**Given exercise**.
Make an exact copy of the entries, and keep any pictures out of it.

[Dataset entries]
################

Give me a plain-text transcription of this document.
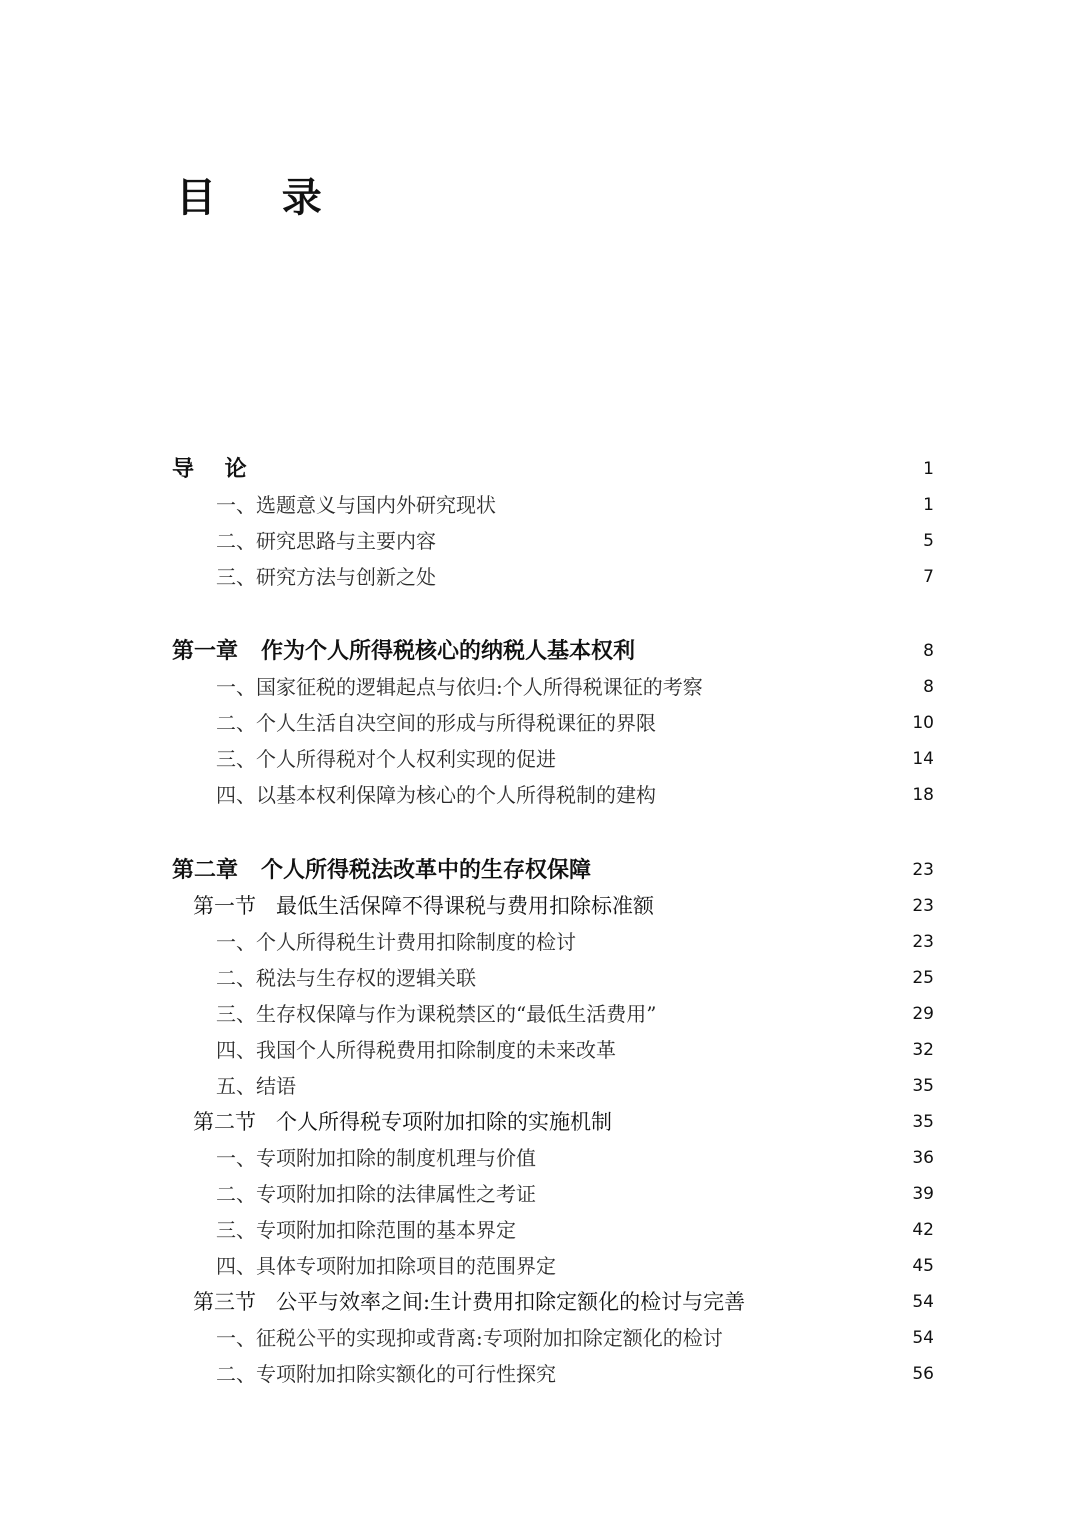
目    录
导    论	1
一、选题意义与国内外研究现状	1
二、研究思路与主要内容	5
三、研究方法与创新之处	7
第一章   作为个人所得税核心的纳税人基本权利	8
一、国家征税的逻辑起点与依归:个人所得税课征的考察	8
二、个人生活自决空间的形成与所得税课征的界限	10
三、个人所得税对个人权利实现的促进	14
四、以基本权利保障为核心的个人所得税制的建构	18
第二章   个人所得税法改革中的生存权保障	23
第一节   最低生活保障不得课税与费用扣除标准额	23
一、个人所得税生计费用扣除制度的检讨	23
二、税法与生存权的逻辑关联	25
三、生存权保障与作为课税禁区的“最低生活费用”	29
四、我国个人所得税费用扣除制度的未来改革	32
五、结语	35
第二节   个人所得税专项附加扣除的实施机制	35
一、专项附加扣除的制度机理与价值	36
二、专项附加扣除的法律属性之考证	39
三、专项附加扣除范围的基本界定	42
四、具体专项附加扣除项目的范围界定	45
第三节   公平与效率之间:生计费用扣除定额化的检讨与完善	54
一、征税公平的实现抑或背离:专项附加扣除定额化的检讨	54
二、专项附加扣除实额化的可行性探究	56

################

**Answer for this exercise**.
Give me a plain-text transcription of this document.
目    录
导    论	1
一、选题意义与国内外研究现状	1
二、研究思路与主要内容	5
三、研究方法与创新之处	7
第一章   作为个人所得税核心的纳税人基本权利	8
一、国家征税的逻辑起点与依归:个人所得税课征的考察	8
二、个人生活自决空间的形成与所得税课征的界限	10
三、个人所得税对个人权利实现的促进	14
四、以基本权利保障为核心的个人所得税制的建构	18
第二章   个人所得税法改革中的生存权保障	23
第一节   最低生活保障不得课税与费用扣除标准额	23
一、个人所得税生计费用扣除制度的检讨	23
二、税法与生存权的逻辑关联	25
三、生存权保障与作为课税禁区的“最低生活费用”	29
四、我国个人所得税费用扣除制度的未来改革	32
五、结语	35
第二节   个人所得税专项附加扣除的实施机制	35
一、专项附加扣除的制度机理与价值	36
二、专项附加扣除的法律属性之考证	39
三、专项附加扣除范围的基本界定	42
四、具体专项附加扣除项目的范围界定	45
第三节   公平与效率之间:生计费用扣除定额化的检讨与完善	54
一、征税公平的实现抑或背离:专项附加扣除定额化的检讨	54
二、专项附加扣除实额化的可行性探究	56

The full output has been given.